:: Data excerpts ::

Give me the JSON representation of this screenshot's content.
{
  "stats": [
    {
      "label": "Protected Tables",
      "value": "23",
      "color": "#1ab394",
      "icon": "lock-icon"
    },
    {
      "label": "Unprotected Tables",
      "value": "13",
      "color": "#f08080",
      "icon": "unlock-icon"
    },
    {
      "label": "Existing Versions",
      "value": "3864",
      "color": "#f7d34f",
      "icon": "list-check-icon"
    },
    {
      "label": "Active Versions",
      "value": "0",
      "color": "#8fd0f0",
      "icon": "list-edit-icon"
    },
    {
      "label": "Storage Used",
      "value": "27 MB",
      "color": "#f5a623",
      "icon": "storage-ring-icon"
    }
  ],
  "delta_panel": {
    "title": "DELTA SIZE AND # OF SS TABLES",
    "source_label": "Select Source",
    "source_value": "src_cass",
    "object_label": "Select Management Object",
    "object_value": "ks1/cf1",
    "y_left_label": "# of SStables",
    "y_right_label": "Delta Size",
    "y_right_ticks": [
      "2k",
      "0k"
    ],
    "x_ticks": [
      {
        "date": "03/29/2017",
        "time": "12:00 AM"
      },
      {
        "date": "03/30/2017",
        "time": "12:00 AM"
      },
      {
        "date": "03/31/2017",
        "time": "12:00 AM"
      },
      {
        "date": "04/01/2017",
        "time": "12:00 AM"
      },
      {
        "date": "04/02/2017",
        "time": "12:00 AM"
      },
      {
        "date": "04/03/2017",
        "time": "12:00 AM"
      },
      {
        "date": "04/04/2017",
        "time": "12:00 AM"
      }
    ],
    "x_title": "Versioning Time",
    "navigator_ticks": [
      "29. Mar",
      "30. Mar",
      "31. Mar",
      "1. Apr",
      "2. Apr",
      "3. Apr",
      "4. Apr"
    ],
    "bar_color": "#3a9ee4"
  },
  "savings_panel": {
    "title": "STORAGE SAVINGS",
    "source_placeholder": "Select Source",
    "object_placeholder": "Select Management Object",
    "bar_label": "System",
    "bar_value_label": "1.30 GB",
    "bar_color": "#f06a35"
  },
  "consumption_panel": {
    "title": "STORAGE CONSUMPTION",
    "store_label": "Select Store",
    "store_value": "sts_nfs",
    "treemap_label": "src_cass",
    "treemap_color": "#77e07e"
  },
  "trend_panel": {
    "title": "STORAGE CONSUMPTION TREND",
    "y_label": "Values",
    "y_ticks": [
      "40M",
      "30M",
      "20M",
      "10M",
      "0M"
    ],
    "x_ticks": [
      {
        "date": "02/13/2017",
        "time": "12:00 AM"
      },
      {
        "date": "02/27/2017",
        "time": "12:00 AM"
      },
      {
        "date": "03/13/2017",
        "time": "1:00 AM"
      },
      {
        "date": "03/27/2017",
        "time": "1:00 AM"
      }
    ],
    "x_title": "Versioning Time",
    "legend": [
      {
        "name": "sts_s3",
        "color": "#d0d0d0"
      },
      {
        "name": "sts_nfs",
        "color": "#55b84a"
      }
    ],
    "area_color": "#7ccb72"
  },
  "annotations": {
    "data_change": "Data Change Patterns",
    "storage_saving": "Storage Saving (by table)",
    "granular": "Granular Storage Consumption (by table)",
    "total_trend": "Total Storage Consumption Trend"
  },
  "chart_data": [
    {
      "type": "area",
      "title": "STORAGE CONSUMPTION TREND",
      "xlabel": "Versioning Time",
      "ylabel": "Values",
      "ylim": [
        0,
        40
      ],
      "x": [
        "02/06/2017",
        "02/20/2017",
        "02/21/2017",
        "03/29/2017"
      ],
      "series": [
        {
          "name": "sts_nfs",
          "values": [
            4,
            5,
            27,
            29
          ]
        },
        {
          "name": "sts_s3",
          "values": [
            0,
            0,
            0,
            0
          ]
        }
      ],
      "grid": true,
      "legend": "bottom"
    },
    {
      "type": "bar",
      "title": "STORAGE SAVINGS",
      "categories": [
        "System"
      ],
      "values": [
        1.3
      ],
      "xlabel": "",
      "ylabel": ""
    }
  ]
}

:::

Short task
Return all of the data precisely as it appears.

Reply to the task
Give me the JSON representation of this screenshot's content.
{
  "stats": [
    {
      "label": "Protected Tables",
      "value": "23",
      "color": "#1ab394",
      "icon": "lock-icon"
    },
    {
      "label": "Unprotected Tables",
      "value": "13",
      "color": "#f08080",
      "icon": "unlock-icon"
    },
    {
      "label": "Existing Versions",
      "value": "3864",
      "color": "#f7d34f",
      "icon": "list-check-icon"
    },
    {
      "label": "Active Versions",
      "value": "0",
      "color": "#8fd0f0",
      "icon": "list-edit-icon"
    },
    {
      "label": "Storage Used",
      "value": "27 MB",
      "color": "#f5a623",
      "icon": "storage-ring-icon"
    }
  ],
  "delta_panel": {
    "title": "DELTA SIZE AND # OF SS TABLES",
    "source_label": "Select Source",
    "source_value": "src_cass",
    "object_label": "Select Management Object",
    "object_value": "ks1/cf1",
    "y_left_label": "# of SStables",
    "y_right_label": "Delta Size",
    "y_right_ticks": [
      "2k",
      "0k"
    ],
    "x_ticks": [
      {
        "date": "03/29/2017",
        "time": "12:00 AM"
      },
      {
        "date": "03/30/2017",
        "time": "12:00 AM"
      },
      {
        "date": "03/31/2017",
        "time": "12:00 AM"
      },
      {
        "date": "04/01/2017",
        "time": "12:00 AM"
      },
      {
        "date": "04/02/2017",
        "time": "12:00 AM"
      },
      {
        "date": "04/03/2017",
        "time": "12:00 AM"
      },
      {
        "date": "04/04/2017",
        "time": "12:00 AM"
      }
    ],
    "x_title": "Versioning Time",
    "navigator_ticks": [
      "29. Mar",
      "30. Mar",
      "31. Mar",
      "1. Apr",
      "2. Apr",
      "3. Apr",
      "4. Apr"
    ],
    "bar_color": "#3a9ee4"
  },
  "savings_panel": {
    "title": "STORAGE SAVINGS",
    "source_placeholder": "Select Source",
    "object_placeholder": "Select Management Object",
    "bar_label": "System",
    "bar_value_label": "1.30 GB",
    "bar_color": "#f06a35"
  },
  "consumption_panel": {
    "title": "STORAGE CONSUMPTION",
    "store_label": "Select Store",
    "store_value": "sts_nfs",
    "treemap_label": "src_cass",
    "treemap_color": "#77e07e"
  },
  "trend_panel": {
    "title": "STORAGE CONSUMPTION TREND",
    "y_label": "Values",
    "y_ticks": [
      "40M",
      "30M",
      "20M",
      "10M",
      "0M"
    ],
    "x_ticks": [
      {
        "date": "02/13/2017",
        "time": "12:00 AM"
      },
      {
        "date": "02/27/2017",
        "time": "12:00 AM"
      },
      {
        "date": "03/13/2017",
        "time": "1:00 AM"
      },
      {
        "date": "03/27/2017",
        "time": "1:00 AM"
      }
    ],
    "x_title": "Versioning Time",
    "legend": [
      {
        "name": "sts_s3",
        "color": "#d0d0d0"
      },
      {
        "name": "sts_nfs",
        "color": "#55b84a"
      }
    ],
    "area_color": "#7ccb72"
  },
  "annotations": {
    "data_change": "Data Change Patterns",
    "storage_saving": "Storage Saving (by table)",
    "granular": "Granular Storage Consumption (by table)",
    "total_trend": "Total Storage Consumption Trend"
  },
  "chart_data": [
    {
      "type": "area",
      "title": "STORAGE CONSUMPTION TREND",
      "xlabel": "Versioning Time",
      "ylabel": "Values",
      "ylim": [
        0,
        40
      ],
      "x": [
        "02/06/2017",
        "02/20/2017",
        "02/21/2017",
        "03/29/2017"
      ],
      "series": [
        {
          "name": "sts_nfs",
          "values": [
            4,
            5,
            27,
            29
          ]
        },
        {
          "name": "sts_s3",
          "values": [
            0,
            0,
            0,
            0
          ]
        }
      ],
      "grid": true,
      "legend": "bottom"
    },
    {
      "type": "bar",
      "title": "STORAGE SAVINGS",
      "categories": [
        "System"
      ],
      "values": [
        1.3
      ],
      "xlabel": "",
      "ylabel": ""
    }
  ]
}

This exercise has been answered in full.